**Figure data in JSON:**
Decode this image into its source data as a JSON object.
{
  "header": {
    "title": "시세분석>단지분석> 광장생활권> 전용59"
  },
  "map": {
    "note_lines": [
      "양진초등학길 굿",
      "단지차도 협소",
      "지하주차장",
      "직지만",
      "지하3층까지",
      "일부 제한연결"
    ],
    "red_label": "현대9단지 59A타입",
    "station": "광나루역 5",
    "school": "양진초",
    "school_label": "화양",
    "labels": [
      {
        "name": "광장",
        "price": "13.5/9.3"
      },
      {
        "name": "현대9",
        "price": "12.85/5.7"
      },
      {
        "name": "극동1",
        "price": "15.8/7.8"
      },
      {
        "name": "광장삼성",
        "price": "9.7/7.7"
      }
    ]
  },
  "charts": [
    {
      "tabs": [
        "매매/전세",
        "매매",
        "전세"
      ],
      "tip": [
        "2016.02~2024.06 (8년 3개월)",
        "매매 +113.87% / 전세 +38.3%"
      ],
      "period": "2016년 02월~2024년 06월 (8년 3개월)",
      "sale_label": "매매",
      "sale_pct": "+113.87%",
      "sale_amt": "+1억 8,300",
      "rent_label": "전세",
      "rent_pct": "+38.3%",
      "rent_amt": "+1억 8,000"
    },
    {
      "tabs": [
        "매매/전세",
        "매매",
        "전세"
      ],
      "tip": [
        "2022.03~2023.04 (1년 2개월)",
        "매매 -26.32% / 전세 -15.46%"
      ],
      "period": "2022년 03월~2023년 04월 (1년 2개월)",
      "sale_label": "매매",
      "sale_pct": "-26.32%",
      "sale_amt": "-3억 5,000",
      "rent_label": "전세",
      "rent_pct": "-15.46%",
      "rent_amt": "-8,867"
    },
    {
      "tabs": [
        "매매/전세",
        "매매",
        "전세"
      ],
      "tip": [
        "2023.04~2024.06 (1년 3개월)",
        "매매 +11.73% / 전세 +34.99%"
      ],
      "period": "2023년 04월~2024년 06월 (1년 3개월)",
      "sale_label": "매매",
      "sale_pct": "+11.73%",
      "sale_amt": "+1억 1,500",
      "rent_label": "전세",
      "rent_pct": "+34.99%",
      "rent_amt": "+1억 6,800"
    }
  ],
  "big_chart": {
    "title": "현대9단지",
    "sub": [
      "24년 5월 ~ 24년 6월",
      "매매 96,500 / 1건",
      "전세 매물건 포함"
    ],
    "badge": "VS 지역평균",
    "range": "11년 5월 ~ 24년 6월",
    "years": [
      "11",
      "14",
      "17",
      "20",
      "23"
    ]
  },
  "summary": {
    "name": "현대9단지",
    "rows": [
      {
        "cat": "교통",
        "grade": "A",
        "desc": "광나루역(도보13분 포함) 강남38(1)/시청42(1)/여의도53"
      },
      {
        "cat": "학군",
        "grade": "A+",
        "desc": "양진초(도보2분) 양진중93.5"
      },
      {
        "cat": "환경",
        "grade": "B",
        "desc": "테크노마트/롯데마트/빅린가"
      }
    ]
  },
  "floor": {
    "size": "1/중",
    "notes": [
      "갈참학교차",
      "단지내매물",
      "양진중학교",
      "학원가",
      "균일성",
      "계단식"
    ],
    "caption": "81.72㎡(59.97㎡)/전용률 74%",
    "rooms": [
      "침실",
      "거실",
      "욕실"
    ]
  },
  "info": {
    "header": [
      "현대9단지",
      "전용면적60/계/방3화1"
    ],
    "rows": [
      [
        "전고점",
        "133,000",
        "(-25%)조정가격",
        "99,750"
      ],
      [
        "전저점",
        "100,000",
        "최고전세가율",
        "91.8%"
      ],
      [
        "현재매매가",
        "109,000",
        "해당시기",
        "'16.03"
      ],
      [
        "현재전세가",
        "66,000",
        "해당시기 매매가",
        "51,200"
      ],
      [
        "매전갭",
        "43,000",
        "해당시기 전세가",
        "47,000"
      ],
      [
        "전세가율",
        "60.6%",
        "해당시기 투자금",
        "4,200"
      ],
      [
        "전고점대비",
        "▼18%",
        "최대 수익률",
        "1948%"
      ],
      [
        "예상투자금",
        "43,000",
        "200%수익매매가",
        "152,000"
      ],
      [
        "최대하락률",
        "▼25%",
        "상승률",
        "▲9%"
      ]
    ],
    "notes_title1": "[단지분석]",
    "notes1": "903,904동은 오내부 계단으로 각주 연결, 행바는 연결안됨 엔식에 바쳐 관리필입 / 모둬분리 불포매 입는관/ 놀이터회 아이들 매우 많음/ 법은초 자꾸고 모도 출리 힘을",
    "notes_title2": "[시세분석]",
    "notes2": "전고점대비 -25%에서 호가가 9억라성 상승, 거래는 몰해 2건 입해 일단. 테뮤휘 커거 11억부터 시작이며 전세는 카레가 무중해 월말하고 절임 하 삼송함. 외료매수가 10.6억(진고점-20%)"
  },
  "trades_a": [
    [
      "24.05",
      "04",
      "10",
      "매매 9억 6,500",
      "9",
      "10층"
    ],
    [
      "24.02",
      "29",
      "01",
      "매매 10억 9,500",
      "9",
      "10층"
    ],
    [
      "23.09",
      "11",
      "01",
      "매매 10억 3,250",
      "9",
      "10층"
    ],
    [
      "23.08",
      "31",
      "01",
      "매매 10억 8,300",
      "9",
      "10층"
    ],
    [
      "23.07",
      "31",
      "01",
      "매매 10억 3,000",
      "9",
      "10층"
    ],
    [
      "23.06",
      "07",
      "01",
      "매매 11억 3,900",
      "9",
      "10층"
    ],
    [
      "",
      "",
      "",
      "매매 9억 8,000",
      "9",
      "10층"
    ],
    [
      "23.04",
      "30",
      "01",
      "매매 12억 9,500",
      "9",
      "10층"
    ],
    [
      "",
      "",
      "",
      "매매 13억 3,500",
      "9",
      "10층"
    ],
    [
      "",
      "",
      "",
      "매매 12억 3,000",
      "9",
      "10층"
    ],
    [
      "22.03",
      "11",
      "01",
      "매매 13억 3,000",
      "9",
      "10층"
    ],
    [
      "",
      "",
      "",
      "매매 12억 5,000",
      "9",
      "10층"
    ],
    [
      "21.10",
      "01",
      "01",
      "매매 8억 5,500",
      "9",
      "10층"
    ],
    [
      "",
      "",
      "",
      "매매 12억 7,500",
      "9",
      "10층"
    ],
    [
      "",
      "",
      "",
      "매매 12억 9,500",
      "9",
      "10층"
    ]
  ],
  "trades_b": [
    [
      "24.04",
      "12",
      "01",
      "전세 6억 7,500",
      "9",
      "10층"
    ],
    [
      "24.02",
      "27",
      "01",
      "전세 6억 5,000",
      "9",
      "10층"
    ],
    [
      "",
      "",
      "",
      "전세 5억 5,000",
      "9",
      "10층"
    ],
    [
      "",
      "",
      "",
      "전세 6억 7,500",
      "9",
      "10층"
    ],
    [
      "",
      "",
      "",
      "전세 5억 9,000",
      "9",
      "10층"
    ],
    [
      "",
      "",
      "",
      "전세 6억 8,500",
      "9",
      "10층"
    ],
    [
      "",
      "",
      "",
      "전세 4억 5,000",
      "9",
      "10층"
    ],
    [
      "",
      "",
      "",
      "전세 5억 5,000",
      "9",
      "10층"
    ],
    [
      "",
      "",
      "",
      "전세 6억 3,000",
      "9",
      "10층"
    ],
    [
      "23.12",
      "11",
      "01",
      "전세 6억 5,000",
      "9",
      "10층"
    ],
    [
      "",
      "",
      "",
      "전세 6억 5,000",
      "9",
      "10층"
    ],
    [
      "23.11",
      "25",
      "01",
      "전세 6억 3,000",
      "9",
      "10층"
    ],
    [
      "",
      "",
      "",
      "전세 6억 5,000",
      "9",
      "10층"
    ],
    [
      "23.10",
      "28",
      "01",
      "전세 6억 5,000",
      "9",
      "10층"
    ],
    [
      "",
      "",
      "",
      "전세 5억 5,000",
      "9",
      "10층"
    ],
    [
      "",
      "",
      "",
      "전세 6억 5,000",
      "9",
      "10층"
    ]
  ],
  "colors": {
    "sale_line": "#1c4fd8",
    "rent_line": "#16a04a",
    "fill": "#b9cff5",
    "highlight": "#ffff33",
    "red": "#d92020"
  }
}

**BRIEF:** Filter the listing above by the word "desc"; copy each line that passes.

**RESULT OF THE TASK:**
        "desc": "광나루역(도보13분 포함) 강남38(1)/시청42(1)/여의도53"
        "desc": "양진초(도보2분) 양진중93.5"
        "desc": "테크노마트/롯데마트/빅린가"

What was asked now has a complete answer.